▶ **Work to do**
Report each line of the data that has "дней" somewhere in it.

▶ **Data extract**
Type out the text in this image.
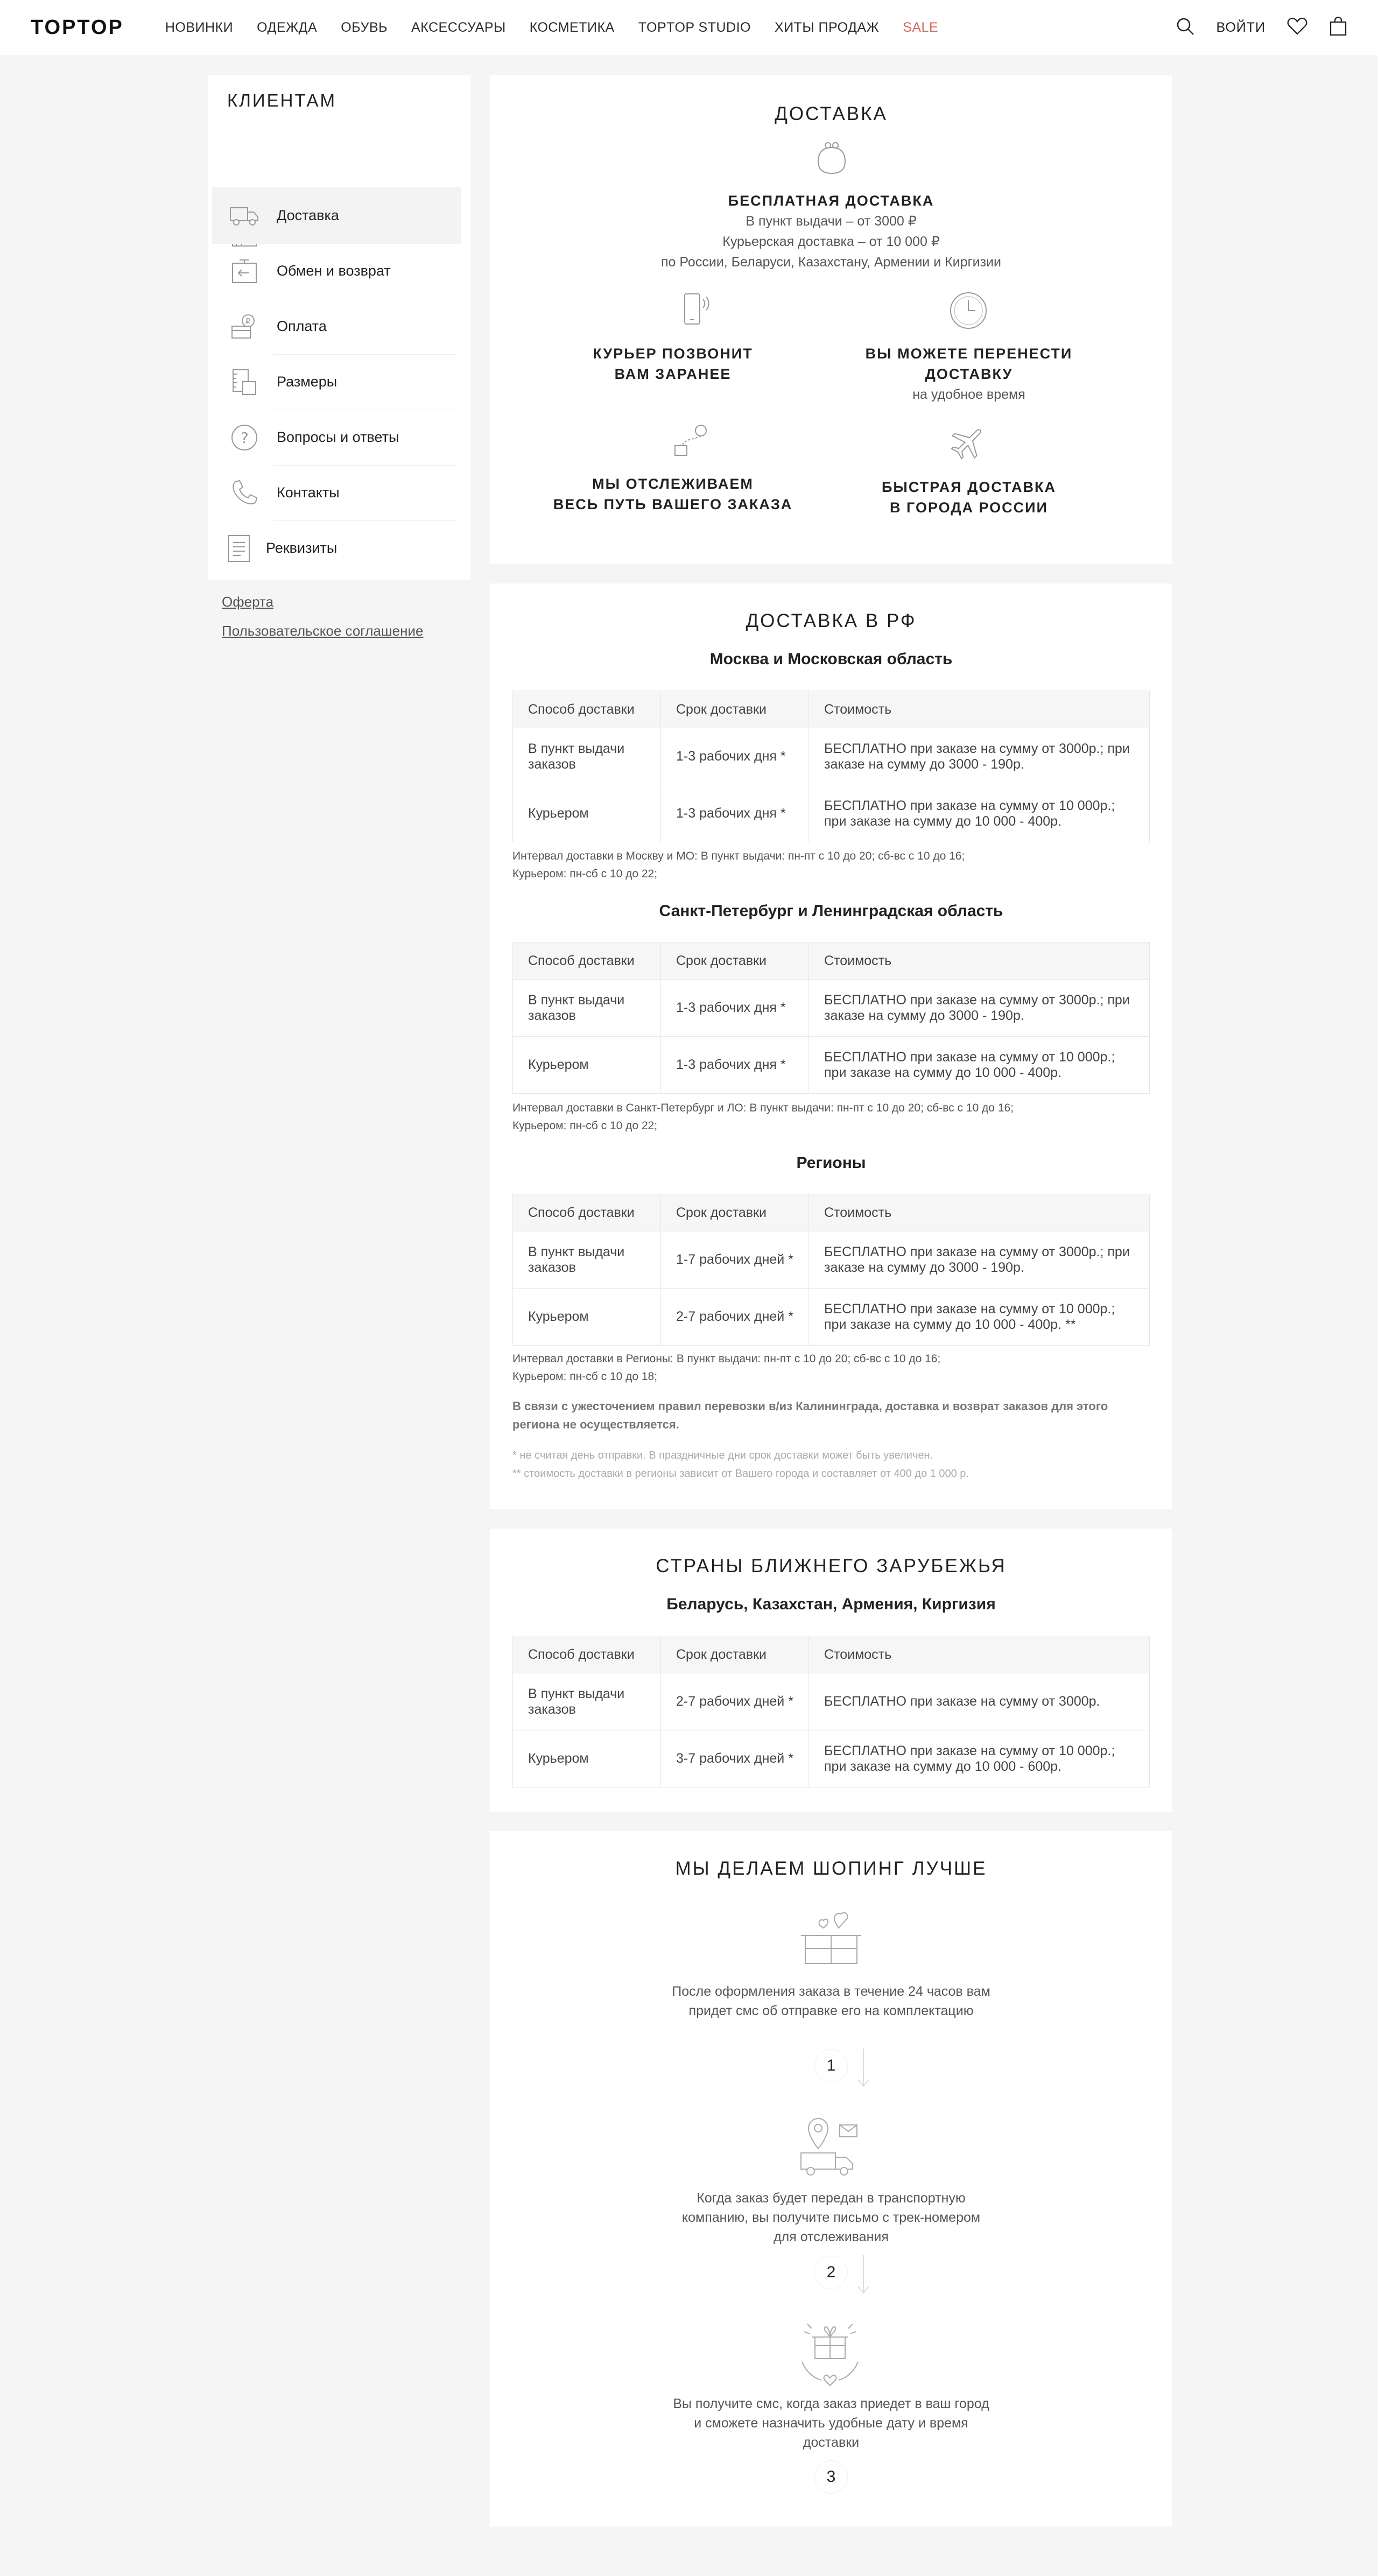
TOPTOP	НОВИНКИ ОДЕЖДА ОБУВЬ АКСЕССУАРЫ КОСМЕТИКА TOPTOP STUDIO ХИТЫ ПРОДАЖ SALE	ВОЙТИ
КЛИЕНТАМ
Доставка
Обмен и возврат
₽ Оплата
Размеры
? Вопросы и ответы
Контакты
Реквизиты
Оферта
Пользовательское соглашение
ДОСТАВКА
БЕСПЛАТНАЯ ДОСТАВКА
В пункт выдачи – от 3000 ₽
Курьерская доставка – от 10 000 ₽
по России, Беларуси, Казахстану, Армении и Киргизии
КУРЬЕР ПОЗВОНИТ
ВАМ ЗАРАНЕЕ
ВЫ МОЖЕТЕ ПЕРЕНЕСТИ
ДОСТАВКУ
на удобное время
МЫ ОТСЛЕЖИВАЕМ
ВЕСЬ ПУТЬ ВАШЕГО ЗАКАЗА
БЫСТРАЯ ДОСТАВКА
В ГОРОДА РОССИИ
ДОСТАВКА В РФ
Москва и Московская область
Способ доставки	Срок доставки	Стоимость
В пункт выдачи заказов	1-3 рабочих дня *	БЕСПЛАТНО при заказе на сумму от 3000р.; при заказе на сумму до 3000 - 190р.
Курьером	1-3 рабочих дня *	БЕСПЛАТНО при заказе на сумму от 10 000р.; при заказе на сумму до 10 000 - 400р.
Интервал доставки в Москву и МО: В пункт выдачи: пн-пт с 10 до 20; сб-вс с 10 до 16;
Курьером: пн-сб с 10 до 22;
Санкт-Петербург и Ленинградская область
Способ доставки	Срок доставки	Стоимость
В пункт выдачи заказов	1-3 рабочих дня *	БЕСПЛАТНО при заказе на сумму от 3000р.; при заказе на сумму до 3000 - 190р.
Курьером	1-3 рабочих дня *	БЕСПЛАТНО при заказе на сумму от 10 000р.; при заказе на сумму до 10 000 - 400р.
Интервал доставки в Санкт-Петербург и ЛО: В пункт выдачи: пн-пт с 10 до 20; сб-вс с 10 до 16;
Курьером: пн-сб с 10 до 22;
Регионы
Способ доставки	Срок доставки	Стоимость
В пункт выдачи заказов	1-7 рабочих дней *	БЕСПЛАТНО при заказе на сумму от 3000р.; при заказе на сумму до 3000 - 190р.
Курьером	2-7 рабочих дней *	БЕСПЛАТНО при заказе на сумму от 10 000р.; при заказе на сумму до 10 000 - 400р. **
Интервал доставки в Регионы: В пункт выдачи: пн-пт с 10 до 20; сб-вс с 10 до 16;
Курьером: пн-сб с 10 до 18;
В связи с ужесточением правил перевозки в/из Калининграда, доставка и возврат заказов для этого
региона не осуществляется.
* не считая день отправки. В праздничные дни срок доставки может быть увеличен.
** стоимость доставки в регионы зависит от Вашего города и составляет от 400 до 1 000 р.
СТРАНЫ БЛИЖНЕГО ЗАРУБЕЖЬЯ
Беларусь, Казахстан, Армения, Киргизия
Способ доставки	Срок доставки	Стоимость
В пункт выдачи заказов	2-7 рабочих дней *	БЕСПЛАТНО при заказе на сумму от 3000р.
Курьером	3-7 рабочих дней *	БЕСПЛАТНО при заказе на сумму от 10 000р.; при заказе на сумму до 10 000 - 600р.
МЫ ДЕЛАЕМ ШОПИНГ ЛУЧШЕ
После оформления заказа в течение 24 часов вам придет смс об отправке его на комплектацию
1
Когда заказ будет передан в транспортную компанию, вы получите письмо с трек-номером для отслеживания
2
Вы получите смс, когда заказ приедет в ваш город и сможете назначить удобные дату и время доставки
3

▶ **Exercise answer**
В пункт выдачи заказов	1-7 рабочих дней *	БЕСПЛАТНО при заказе на сумму от 3000р.; при заказе на сумму до 3000 - 190р.
Курьером	2-7 рабочих дней *	БЕСПЛАТНО при заказе на сумму от 10 000р.; при заказе на сумму до 10 000 - 400р. **
В пункт выдачи заказов	2-7 рабочих дней *	БЕСПЛАТНО при заказе на сумму от 3000р.
Курьером	3-7 рабочих дней *	БЕСПЛАТНО при заказе на сумму от 10 000р.; при заказе на сумму до 10 000 - 600р.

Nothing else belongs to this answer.